Extracted records
☆ ☆ ☆ ☆ ☆ ☆ ☆

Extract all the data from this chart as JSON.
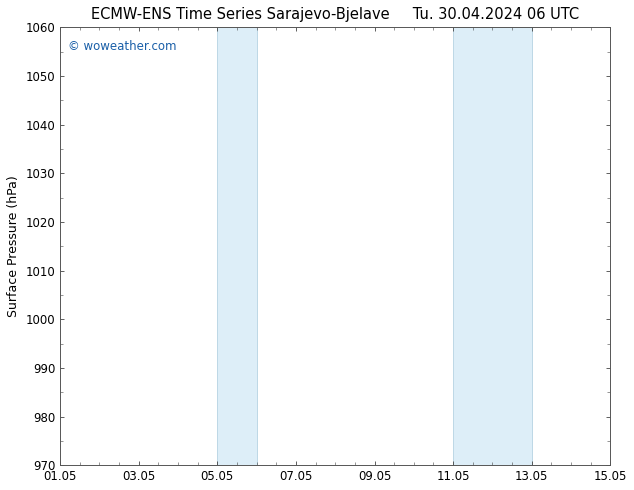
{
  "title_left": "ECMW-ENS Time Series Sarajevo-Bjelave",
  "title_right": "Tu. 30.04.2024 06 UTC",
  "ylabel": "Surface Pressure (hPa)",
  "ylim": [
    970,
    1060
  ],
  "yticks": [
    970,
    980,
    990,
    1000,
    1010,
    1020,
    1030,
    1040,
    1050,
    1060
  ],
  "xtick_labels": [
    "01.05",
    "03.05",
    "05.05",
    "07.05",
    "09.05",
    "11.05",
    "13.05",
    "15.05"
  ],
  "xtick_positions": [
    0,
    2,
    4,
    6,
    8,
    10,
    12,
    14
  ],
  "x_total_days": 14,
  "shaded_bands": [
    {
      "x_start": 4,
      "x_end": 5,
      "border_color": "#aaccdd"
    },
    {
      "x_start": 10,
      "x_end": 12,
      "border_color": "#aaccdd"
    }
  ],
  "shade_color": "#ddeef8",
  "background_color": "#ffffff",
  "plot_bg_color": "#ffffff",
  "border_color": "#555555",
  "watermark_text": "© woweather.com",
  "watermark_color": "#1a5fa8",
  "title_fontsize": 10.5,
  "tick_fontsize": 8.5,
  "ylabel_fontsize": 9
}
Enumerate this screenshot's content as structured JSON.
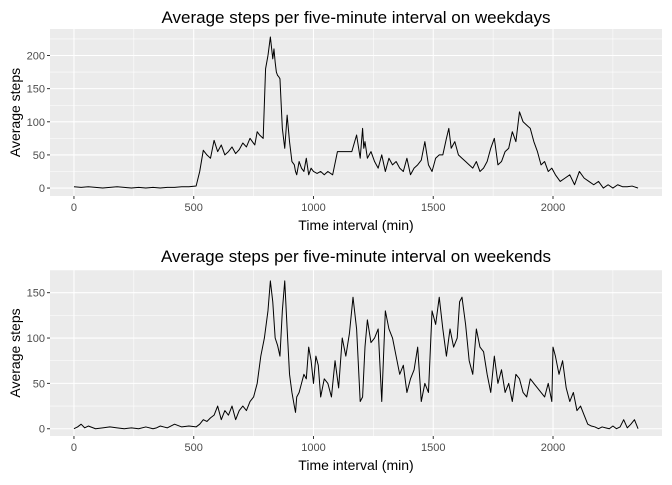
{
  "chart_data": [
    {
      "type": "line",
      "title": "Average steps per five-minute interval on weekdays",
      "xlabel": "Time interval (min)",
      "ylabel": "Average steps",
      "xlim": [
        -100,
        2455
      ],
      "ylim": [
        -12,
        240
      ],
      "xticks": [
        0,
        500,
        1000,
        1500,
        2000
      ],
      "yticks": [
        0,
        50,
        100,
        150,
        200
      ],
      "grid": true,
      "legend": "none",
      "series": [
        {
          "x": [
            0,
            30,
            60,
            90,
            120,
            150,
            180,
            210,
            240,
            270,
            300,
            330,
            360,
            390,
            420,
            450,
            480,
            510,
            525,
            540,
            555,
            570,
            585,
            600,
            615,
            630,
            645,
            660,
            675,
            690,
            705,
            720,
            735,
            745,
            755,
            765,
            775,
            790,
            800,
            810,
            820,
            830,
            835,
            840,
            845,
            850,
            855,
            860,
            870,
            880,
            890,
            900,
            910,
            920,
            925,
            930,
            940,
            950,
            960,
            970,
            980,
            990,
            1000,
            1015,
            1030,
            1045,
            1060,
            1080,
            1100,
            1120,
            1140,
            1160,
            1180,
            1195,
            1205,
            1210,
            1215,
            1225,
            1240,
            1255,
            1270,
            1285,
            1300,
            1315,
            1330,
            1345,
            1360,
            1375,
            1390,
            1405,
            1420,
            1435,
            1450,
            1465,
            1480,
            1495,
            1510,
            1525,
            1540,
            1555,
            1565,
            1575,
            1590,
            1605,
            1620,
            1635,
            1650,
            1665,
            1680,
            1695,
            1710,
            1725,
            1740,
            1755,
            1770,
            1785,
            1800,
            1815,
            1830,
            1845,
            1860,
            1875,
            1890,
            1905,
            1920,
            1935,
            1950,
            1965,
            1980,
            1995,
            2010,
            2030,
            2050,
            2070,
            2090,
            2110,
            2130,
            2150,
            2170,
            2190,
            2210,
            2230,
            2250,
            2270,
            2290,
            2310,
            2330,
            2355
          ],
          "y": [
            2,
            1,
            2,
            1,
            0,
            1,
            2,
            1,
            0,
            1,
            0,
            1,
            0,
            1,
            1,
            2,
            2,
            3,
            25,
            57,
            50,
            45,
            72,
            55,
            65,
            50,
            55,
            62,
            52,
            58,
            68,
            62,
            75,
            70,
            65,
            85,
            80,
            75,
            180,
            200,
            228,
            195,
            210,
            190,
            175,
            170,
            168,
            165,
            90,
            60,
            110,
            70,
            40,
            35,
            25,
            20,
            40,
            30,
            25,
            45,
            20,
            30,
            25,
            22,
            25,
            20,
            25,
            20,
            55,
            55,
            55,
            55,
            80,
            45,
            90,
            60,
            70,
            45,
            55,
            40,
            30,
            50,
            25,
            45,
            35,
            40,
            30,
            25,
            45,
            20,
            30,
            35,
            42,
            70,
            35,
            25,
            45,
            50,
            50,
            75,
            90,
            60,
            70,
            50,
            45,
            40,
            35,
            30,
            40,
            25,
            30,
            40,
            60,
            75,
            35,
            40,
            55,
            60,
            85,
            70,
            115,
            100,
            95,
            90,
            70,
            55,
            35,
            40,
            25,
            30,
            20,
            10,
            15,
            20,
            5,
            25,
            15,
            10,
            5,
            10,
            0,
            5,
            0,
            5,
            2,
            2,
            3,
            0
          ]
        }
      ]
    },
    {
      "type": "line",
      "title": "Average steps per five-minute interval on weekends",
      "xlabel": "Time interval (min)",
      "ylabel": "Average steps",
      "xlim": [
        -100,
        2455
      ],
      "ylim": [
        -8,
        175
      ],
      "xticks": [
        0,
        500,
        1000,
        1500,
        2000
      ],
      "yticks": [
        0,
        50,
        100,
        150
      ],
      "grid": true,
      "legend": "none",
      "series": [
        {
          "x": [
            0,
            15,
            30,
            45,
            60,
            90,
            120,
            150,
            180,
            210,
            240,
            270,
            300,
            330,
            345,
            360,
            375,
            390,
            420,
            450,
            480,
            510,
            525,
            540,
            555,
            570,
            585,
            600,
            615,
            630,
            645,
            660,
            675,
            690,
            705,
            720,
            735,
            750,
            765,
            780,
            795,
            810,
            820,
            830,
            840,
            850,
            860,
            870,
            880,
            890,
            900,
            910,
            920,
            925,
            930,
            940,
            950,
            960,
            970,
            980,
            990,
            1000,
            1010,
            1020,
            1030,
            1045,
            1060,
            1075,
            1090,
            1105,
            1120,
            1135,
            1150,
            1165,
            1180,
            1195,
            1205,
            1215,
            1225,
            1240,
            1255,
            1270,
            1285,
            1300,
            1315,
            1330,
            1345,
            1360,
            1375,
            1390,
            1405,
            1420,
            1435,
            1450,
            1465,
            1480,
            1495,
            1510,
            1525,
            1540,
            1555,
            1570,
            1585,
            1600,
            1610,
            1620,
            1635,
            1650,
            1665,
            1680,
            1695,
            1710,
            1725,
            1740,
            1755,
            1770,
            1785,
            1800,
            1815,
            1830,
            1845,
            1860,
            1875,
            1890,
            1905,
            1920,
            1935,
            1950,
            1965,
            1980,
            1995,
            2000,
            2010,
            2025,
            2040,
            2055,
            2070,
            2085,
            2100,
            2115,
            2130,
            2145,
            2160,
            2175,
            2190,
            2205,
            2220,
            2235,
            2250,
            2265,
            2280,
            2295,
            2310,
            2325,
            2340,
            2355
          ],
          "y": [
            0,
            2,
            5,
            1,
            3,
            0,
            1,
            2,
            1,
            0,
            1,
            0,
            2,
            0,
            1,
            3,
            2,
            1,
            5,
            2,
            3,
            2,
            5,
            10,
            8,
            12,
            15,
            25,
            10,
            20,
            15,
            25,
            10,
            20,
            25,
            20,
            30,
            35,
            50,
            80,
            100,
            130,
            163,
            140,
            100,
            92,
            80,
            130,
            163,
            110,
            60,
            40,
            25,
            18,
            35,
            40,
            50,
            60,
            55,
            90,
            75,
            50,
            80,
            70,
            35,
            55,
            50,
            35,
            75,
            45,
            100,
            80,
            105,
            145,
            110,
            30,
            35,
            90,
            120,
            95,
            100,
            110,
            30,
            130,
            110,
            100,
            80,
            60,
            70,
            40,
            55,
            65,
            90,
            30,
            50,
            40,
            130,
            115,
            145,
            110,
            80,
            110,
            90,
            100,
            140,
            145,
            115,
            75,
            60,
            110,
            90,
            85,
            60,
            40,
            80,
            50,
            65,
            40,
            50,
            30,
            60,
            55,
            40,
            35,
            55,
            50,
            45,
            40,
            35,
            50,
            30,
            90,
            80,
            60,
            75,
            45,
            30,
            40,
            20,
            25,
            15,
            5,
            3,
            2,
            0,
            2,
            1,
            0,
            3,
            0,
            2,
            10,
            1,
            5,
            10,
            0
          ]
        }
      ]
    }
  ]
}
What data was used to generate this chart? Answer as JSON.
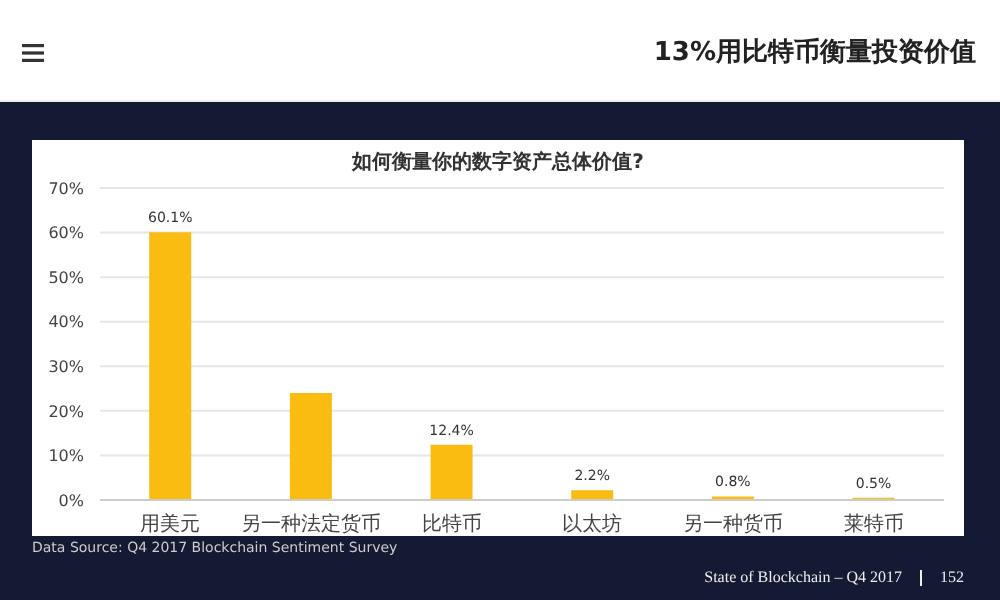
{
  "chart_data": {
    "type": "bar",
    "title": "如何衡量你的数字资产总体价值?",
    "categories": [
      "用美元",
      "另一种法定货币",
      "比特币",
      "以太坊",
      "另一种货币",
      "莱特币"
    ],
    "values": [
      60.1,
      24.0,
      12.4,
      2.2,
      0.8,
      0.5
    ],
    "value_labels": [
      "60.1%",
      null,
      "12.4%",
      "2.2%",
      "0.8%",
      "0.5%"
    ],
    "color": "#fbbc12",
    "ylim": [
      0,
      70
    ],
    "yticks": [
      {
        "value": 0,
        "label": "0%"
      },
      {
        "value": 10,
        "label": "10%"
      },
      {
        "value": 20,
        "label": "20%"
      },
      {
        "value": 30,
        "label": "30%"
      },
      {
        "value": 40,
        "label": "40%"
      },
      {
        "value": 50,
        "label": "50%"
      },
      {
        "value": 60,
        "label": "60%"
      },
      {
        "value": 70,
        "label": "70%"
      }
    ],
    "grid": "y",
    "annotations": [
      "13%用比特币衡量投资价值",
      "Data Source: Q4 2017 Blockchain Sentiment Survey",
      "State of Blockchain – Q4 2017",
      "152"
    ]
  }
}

☆ ☆ ☆ ☆ ☆ ☆ ☆

#### [Short problem]
All lines in the data that contain the word "five" should be copied.

#### [Exercise answer]
      "title": "Average steps per five-minute interval on weekdays",
      "title": "Average steps per five-minute interval on weekends",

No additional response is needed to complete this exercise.